>> Start

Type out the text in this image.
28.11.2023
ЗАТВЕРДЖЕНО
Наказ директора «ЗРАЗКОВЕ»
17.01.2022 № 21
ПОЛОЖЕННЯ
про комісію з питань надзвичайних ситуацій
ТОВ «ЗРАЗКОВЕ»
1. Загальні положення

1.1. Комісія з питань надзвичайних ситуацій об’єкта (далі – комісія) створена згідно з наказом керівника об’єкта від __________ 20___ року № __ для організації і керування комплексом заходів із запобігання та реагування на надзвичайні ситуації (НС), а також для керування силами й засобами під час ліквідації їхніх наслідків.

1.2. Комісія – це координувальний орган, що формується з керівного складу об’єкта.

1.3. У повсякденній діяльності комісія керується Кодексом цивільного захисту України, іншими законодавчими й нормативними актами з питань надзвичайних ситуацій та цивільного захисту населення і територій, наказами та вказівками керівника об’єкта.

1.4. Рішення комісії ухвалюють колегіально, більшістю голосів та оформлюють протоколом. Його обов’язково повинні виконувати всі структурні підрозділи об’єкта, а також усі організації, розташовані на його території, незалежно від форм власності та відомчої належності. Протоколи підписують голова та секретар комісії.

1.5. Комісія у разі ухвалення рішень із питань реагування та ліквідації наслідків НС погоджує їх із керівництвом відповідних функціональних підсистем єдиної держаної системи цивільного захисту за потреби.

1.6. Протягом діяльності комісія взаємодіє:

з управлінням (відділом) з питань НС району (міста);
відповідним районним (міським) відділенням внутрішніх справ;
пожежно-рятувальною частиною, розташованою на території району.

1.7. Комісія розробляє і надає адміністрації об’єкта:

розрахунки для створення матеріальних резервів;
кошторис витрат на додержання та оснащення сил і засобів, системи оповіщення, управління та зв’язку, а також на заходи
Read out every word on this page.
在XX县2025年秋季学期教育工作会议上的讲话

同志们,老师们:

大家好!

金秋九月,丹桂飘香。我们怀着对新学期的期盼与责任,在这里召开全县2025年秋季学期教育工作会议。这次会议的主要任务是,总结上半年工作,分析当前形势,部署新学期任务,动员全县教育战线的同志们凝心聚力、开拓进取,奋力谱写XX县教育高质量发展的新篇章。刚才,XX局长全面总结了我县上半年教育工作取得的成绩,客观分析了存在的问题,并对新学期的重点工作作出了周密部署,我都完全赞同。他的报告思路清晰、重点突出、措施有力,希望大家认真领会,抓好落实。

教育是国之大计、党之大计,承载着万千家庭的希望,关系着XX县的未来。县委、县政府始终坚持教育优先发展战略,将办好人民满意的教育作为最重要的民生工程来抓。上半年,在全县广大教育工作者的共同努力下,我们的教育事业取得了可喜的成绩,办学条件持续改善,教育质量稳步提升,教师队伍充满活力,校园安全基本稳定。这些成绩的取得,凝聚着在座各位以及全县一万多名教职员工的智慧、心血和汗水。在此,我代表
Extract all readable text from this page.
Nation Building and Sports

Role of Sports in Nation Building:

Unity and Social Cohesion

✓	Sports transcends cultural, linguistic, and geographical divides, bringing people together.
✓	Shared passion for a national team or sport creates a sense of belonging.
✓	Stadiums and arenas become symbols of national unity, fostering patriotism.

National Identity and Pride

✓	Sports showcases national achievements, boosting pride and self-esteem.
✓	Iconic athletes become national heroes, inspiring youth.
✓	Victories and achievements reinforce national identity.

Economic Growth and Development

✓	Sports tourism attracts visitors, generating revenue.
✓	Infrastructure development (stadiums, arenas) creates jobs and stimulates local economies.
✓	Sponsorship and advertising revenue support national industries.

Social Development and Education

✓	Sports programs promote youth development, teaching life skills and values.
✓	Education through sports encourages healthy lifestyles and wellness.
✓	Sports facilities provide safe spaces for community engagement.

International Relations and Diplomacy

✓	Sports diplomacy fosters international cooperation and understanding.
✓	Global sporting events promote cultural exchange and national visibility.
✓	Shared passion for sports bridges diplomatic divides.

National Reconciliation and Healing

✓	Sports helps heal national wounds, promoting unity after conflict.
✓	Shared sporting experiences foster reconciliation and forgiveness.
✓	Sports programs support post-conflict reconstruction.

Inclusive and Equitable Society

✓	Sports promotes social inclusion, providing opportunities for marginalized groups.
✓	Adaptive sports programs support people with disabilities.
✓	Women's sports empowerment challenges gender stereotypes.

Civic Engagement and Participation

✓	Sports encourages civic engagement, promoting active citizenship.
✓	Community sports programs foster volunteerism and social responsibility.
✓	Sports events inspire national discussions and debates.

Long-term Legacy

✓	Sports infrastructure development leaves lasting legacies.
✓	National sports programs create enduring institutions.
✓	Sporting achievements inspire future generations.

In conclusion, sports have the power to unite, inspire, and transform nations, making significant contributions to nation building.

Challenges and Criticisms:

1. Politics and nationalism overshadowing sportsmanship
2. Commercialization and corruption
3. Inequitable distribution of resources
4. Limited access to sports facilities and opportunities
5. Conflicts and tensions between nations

>> End

▶ **PROBLEM DESCRIPTION**
Copy each line of the listing that includes "promoting".

▶ **ANSWER IN FULL**
✓	Sports helps heal national wounds, promoting unity after conflict.
✓	Sports encourages civic engagement, promoting active citizenship.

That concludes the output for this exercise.